● Text excerpt:

+ + + +

Description

Map index to string.

Parameters

Name Description Type Required? Default Value
modelName Name of the model String
selectedCol Name of the selected column used for processing String
reservedCols Names of the columns to be retained in the output table String[] null
outputCol Name of the output column String null

Script Example

Code

  1. data = np.array([
  2. ["football"],
  3. ["football"],
  4. ["football"],
  5. ["basketball"],
  6. ["basketball"],
  7. ["tennis"],
  8. ])
  9. df_data = pd.DataFrame({
  10. "f0": data[:, 0],
  11. })
  12. data = dataframeToOperator(df_data, schemaStr='f0 string', op_type="stream")
  13. stringIndexer = StringIndexer() \
  14. .setModelName("string_indexer_model") \
  15. .setSelectedCol("f0") \
  16. .setOutputCol("f0_indexed") \
  17. .setStringOrderType("frequency_asc")
  18. indexed = stringIndexer.fit(data).transform(data)
  19. indexToString = IndexToString() \
  20. .setModelName("string_indexer_model") \
  21. .setSelectedCol("f0_indexed") \
  22. .setOutputCol("f0_indxed_unindexed")
  23. indexToString.transform(indexed).print()

Results

  1. f0|f0_indexed|f0_indxed_unindexed
  2. --|----------|-------------------
  3. football|2|football
  4. football|2|football
  5. football|2|football
  6. basketball|1|basketball
  7. basketball|1|basketball
  8. tennis|0|tennis

+ + + +

● Provided data:

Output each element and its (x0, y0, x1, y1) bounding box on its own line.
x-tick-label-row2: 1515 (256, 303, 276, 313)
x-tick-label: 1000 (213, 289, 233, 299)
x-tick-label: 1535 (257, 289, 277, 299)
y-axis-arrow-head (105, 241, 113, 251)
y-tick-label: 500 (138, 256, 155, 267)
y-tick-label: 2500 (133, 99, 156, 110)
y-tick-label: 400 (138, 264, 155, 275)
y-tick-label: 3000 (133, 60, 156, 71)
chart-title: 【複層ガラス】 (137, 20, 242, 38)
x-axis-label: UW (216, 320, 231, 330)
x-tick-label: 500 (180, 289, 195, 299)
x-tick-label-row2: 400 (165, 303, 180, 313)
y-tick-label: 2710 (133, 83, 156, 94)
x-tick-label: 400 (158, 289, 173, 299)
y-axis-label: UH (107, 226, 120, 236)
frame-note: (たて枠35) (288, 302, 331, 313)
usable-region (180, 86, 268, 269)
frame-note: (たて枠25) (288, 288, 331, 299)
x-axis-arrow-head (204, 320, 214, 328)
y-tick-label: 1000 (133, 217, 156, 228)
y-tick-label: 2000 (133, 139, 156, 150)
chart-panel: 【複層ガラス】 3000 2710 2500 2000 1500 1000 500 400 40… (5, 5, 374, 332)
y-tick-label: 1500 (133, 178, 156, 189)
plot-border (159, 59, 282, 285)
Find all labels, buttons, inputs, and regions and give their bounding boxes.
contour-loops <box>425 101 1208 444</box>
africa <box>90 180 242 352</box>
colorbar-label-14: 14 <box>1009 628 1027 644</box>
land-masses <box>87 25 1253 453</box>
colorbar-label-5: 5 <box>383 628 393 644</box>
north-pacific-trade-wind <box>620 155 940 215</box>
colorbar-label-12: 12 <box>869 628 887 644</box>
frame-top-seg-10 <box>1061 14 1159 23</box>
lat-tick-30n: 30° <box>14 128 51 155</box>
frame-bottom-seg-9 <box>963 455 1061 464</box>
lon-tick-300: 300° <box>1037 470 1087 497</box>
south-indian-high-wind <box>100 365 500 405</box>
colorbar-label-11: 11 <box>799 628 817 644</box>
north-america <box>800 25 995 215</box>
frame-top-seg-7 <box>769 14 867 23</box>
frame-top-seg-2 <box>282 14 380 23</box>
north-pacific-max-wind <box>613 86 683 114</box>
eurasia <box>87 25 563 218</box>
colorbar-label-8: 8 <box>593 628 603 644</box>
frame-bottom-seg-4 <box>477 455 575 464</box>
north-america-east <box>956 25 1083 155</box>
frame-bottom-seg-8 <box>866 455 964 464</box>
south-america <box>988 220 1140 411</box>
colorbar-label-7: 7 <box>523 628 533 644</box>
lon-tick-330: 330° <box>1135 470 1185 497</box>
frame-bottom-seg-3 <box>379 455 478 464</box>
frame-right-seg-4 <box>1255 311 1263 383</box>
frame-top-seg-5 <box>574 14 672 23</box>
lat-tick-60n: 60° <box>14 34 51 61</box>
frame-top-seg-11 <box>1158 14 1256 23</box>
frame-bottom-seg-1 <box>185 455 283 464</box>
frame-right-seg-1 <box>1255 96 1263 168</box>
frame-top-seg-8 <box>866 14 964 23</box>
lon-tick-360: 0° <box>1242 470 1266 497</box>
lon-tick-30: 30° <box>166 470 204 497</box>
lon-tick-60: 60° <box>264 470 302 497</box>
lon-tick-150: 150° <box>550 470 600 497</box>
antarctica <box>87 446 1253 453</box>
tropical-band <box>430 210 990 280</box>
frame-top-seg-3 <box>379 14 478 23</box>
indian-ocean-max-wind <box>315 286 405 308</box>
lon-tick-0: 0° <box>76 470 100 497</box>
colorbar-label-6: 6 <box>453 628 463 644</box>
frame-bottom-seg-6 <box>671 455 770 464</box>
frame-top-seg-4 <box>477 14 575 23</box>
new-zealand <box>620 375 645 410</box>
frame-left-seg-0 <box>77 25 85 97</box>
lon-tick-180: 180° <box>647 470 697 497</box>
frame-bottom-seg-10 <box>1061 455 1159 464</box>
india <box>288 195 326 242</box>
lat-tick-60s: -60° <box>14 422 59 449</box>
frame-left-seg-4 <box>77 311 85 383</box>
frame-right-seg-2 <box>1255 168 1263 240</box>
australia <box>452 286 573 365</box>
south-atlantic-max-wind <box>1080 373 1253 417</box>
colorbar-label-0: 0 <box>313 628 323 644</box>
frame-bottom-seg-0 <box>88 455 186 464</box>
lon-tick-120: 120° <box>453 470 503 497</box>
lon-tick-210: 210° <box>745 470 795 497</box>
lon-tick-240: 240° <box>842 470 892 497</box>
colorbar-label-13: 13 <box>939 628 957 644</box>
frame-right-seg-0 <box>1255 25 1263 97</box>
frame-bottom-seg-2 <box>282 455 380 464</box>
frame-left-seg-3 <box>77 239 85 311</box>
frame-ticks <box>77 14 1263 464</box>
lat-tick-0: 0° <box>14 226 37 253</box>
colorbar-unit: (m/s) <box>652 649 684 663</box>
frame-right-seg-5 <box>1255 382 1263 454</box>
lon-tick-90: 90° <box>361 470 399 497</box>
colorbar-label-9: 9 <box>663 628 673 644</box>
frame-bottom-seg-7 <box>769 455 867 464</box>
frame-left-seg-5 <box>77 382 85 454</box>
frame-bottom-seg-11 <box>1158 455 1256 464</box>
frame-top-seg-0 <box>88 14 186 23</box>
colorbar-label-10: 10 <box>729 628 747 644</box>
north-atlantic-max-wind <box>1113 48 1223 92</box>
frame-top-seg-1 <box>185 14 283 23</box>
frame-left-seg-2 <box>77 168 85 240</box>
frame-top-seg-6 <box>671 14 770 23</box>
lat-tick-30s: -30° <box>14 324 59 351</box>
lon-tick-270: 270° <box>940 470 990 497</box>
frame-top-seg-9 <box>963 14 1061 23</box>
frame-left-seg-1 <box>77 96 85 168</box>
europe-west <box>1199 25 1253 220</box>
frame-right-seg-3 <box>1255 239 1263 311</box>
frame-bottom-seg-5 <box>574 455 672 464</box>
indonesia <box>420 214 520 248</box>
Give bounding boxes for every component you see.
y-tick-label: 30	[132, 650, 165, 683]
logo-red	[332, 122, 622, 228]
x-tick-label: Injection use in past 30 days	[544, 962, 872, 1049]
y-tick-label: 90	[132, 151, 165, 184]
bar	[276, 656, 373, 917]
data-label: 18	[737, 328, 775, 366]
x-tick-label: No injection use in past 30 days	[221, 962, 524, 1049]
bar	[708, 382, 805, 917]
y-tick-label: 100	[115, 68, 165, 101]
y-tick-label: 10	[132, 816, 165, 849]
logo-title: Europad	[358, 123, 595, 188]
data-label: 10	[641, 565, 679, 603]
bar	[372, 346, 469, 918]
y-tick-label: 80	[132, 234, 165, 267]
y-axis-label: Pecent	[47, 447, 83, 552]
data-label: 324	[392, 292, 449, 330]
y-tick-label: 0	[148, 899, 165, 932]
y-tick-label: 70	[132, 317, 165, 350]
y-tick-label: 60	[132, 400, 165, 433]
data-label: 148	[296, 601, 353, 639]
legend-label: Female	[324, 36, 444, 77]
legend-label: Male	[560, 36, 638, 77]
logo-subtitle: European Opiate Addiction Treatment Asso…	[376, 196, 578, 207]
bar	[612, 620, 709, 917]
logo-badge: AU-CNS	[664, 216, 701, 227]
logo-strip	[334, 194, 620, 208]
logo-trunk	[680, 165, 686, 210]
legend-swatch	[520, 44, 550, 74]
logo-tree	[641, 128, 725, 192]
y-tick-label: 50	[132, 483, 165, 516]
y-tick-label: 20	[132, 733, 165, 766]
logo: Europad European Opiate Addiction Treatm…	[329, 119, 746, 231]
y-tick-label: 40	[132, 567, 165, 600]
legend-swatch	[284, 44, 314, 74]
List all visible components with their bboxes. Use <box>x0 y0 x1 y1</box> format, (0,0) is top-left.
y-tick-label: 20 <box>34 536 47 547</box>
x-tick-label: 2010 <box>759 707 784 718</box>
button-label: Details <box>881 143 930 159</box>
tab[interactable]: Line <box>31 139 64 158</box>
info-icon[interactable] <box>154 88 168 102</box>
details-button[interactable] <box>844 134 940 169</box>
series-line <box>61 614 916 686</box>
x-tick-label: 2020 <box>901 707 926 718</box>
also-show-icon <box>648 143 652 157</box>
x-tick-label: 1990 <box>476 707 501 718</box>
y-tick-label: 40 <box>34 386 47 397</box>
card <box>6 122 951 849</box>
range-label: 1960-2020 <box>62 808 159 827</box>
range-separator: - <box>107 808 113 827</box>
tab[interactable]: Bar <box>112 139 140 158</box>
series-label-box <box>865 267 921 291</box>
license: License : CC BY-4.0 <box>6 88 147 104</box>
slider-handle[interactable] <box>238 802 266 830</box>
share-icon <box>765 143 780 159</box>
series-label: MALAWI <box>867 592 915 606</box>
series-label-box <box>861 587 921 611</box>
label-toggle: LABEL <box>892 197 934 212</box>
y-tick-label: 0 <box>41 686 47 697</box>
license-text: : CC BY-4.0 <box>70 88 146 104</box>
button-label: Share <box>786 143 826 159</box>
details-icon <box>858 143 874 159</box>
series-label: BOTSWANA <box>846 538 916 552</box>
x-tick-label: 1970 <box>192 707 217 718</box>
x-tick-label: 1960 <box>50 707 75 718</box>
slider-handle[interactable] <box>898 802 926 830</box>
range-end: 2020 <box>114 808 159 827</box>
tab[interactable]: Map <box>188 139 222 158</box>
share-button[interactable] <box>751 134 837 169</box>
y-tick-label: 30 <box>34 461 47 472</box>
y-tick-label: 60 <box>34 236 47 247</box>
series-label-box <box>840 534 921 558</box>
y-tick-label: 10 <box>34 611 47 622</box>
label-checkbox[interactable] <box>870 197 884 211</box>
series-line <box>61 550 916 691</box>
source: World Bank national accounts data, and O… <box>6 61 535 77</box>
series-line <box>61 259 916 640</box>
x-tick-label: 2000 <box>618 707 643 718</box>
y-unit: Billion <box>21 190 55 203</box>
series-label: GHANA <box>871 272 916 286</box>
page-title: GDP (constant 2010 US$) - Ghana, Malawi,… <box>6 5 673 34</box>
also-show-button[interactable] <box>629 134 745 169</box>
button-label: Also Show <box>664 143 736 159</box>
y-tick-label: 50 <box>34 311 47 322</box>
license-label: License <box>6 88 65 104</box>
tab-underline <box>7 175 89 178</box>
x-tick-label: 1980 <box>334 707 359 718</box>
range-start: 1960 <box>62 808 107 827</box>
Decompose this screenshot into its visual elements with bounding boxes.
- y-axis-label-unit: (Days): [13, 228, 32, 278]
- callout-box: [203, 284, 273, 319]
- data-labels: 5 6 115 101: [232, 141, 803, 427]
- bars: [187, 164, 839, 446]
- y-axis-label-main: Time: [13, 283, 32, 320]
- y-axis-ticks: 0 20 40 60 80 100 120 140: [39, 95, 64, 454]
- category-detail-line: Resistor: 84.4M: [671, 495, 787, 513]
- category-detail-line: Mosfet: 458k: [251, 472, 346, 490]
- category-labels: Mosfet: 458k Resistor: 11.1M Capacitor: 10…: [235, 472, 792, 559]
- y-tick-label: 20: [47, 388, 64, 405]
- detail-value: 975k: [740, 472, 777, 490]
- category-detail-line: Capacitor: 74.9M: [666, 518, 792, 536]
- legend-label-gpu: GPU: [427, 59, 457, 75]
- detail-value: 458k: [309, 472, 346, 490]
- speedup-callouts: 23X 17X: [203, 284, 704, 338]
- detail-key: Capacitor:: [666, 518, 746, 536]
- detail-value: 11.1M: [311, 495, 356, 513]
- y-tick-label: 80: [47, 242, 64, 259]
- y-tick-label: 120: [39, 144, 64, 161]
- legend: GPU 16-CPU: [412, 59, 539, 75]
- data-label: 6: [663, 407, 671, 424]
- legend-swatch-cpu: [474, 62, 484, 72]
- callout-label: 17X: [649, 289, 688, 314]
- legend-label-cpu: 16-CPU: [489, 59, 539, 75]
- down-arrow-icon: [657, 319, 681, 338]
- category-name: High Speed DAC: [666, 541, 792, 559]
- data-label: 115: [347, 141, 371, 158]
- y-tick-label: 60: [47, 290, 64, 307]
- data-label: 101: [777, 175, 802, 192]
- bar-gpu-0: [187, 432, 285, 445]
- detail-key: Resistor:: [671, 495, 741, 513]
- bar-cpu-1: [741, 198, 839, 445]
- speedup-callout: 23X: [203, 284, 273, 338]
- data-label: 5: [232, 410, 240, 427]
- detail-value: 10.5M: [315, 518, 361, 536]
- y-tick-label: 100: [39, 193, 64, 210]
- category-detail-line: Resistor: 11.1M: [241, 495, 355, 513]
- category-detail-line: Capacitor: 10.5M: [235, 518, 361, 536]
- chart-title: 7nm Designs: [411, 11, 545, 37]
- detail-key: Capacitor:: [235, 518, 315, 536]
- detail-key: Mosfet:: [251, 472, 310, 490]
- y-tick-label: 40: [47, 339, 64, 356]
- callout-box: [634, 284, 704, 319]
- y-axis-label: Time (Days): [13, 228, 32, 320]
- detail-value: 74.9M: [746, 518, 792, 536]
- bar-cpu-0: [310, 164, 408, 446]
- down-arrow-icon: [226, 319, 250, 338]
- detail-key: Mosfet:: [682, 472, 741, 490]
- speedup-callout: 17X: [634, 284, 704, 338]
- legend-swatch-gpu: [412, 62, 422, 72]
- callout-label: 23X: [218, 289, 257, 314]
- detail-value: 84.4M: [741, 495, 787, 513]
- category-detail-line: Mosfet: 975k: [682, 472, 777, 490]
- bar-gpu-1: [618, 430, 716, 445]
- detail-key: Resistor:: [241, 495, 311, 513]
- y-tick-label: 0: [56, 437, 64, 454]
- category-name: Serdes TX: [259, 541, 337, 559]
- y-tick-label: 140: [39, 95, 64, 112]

+ + + +

● Stated problem 1: In the documentation page's script example, which string order type is set on the StringIndexer?
● Stated problem 2: Repeat the documentation page word for word from "12. data = dataframeToOperator(df_data, schemaStr='f0" to "indexed = stringIndexer.fit(data).transform(data)".
Answer from the documentation page alone; the rows play no part.

● Written answer 1: frequency_asc

● Written answer 2:
12. data = dataframeToOperator(df_data, schemaStr='f0 string', op_type="stream")
  13. stringIndexer = StringIndexer() \
  14. .setModelName("string_indexer_model") \
  15. .setSelectedCol("f0") \
  16. .setOutputCol("f0_indexed") \
  17. .setStringOrderType("frequency_asc")
  18. indexed = stringIndexer.fit(data).transform(data)